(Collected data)
________________
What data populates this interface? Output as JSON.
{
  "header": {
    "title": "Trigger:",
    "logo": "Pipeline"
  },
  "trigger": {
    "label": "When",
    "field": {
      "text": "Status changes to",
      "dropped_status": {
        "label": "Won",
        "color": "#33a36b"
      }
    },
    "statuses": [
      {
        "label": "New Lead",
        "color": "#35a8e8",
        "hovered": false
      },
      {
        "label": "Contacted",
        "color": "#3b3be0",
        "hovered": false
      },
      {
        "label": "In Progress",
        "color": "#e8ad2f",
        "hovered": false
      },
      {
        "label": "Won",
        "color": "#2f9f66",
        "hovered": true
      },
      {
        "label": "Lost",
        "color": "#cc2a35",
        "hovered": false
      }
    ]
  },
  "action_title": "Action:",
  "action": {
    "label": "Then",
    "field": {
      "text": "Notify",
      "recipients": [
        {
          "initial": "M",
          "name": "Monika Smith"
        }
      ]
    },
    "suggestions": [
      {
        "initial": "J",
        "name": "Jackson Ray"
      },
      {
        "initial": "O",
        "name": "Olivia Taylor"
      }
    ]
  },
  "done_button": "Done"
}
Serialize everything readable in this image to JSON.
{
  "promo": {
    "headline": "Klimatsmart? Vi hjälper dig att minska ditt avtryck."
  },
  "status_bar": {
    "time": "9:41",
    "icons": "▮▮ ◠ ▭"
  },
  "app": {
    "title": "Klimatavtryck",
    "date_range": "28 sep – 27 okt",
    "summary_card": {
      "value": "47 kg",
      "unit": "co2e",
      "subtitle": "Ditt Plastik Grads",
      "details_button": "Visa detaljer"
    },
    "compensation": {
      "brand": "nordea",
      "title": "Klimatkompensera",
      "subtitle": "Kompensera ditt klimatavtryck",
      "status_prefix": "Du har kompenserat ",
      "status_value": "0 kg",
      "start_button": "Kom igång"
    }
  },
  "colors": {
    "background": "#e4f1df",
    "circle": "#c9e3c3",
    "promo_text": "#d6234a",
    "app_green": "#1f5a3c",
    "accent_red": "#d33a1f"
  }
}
________________
** Given request **
Exactly and only the lines from the one containing "Serialize everything readable" through the end of the material are to be reproduced, both ends included.

** Correct answer **
Serialize everything readable in this image to JSON.
{
  "promo": {
    "headline": "Klimatsmart? Vi hjälper dig att minska ditt avtryck."
  },
  "status_bar": {
    "time": "9:41",
    "icons": "▮▮ ◠ ▭"
  },
  "app": {
    "title": "Klimatavtryck",
    "date_range": "28 sep – 27 okt",
    "summary_card": {
      "value": "47 kg",
      "unit": "co2e",
      "subtitle": "Ditt Plastik Grads",
      "details_button": "Visa detaljer"
    },
    "compensation": {
      "brand": "nordea",
      "title": "Klimatkompensera",
      "subtitle": "Kompensera ditt klimatavtryck",
      "status_prefix": "Du har kompenserat ",
      "status_value": "0 kg",
      "start_button": "Kom igång"
    }
  },
  "colors": {
    "background": "#e4f1df",
    "circle": "#c9e3c3",
    "promo_text": "#d6234a",
    "app_green": "#1f5a3c",
    "accent_red": "#d33a1f"
  }
}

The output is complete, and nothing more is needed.